What is asked: Using the listing below, please gather every line containing the word "this".

Data:
========================

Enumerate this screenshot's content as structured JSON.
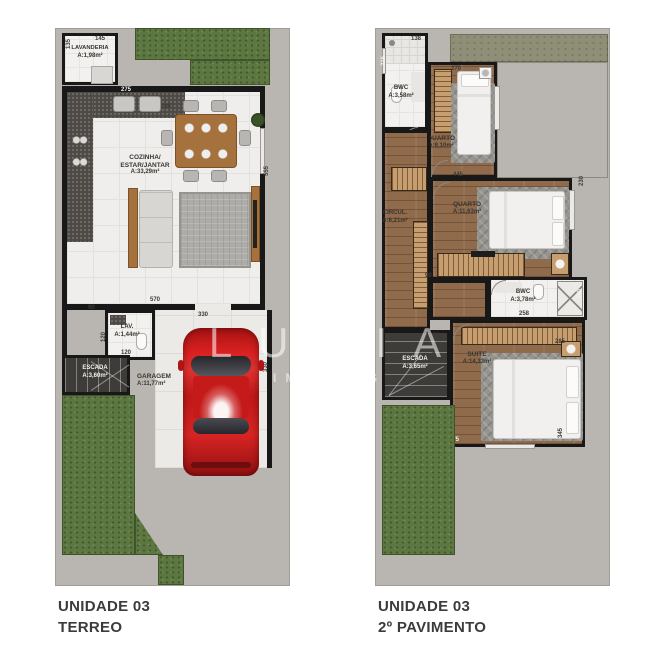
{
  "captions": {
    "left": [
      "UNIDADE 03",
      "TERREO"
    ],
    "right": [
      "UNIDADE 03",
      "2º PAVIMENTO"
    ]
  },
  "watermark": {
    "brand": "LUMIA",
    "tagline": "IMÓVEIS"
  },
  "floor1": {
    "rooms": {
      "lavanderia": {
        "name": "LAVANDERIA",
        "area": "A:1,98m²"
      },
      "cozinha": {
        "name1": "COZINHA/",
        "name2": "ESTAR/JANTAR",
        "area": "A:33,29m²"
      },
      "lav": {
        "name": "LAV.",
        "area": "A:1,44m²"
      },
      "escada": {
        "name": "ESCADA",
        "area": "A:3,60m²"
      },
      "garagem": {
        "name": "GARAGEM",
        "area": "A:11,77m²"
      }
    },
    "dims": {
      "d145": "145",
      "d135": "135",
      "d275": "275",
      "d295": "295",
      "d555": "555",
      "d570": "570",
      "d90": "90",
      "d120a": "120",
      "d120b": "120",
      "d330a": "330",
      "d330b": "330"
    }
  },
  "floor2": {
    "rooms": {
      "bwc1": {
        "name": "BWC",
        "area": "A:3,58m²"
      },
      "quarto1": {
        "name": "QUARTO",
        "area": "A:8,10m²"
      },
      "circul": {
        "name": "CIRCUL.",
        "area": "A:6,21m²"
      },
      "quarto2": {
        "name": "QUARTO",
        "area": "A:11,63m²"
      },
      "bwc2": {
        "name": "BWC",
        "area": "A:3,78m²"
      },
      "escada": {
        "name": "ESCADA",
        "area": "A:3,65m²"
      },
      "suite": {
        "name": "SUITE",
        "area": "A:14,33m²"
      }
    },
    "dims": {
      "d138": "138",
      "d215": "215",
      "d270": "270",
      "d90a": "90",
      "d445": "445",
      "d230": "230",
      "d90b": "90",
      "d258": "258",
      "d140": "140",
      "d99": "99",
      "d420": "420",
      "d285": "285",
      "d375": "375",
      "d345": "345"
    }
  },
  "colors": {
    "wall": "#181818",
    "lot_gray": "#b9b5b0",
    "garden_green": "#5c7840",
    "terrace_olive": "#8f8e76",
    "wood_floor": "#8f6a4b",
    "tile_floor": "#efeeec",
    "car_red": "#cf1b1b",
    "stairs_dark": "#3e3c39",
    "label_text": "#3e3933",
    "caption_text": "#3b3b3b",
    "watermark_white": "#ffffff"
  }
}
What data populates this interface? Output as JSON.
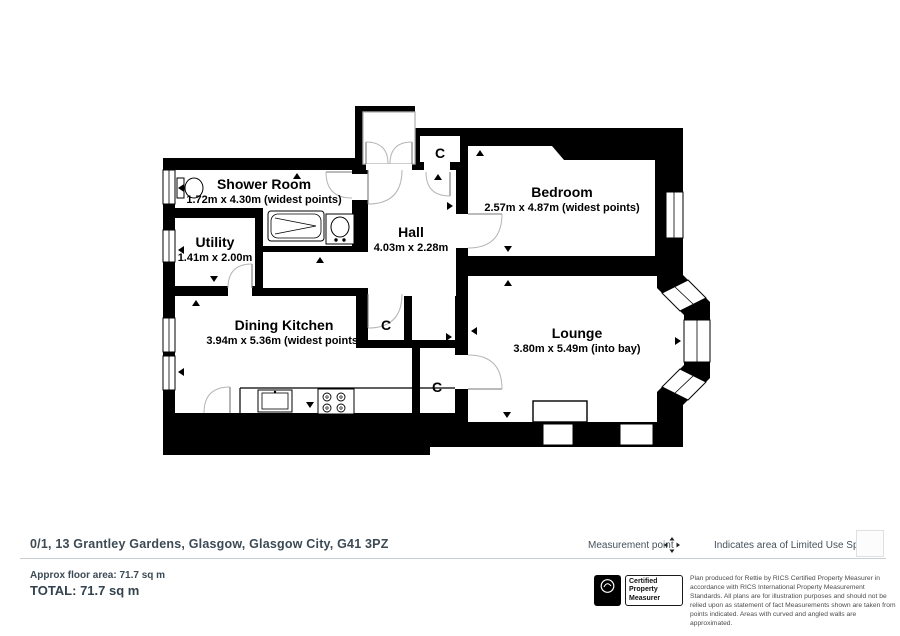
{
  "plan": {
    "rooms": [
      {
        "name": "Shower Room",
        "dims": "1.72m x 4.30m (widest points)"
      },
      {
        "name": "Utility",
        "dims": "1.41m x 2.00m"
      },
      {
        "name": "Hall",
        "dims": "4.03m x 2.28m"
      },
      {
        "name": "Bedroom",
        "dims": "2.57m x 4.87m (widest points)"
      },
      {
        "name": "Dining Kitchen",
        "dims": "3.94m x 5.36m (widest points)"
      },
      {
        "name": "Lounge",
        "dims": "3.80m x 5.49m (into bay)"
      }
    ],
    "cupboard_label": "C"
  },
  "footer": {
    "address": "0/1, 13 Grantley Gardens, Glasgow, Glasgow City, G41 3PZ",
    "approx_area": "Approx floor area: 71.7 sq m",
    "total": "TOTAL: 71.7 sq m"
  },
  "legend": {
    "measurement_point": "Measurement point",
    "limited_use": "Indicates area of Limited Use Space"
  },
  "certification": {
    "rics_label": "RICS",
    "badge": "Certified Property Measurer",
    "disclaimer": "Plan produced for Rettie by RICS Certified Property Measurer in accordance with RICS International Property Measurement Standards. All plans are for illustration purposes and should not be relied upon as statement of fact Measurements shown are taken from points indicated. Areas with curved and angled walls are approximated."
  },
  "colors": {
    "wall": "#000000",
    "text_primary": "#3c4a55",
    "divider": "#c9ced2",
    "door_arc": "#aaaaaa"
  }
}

========================

Task answer:
Enumerate this screenshot's content as structured JSON.
What data populates this interface? Output as JSON.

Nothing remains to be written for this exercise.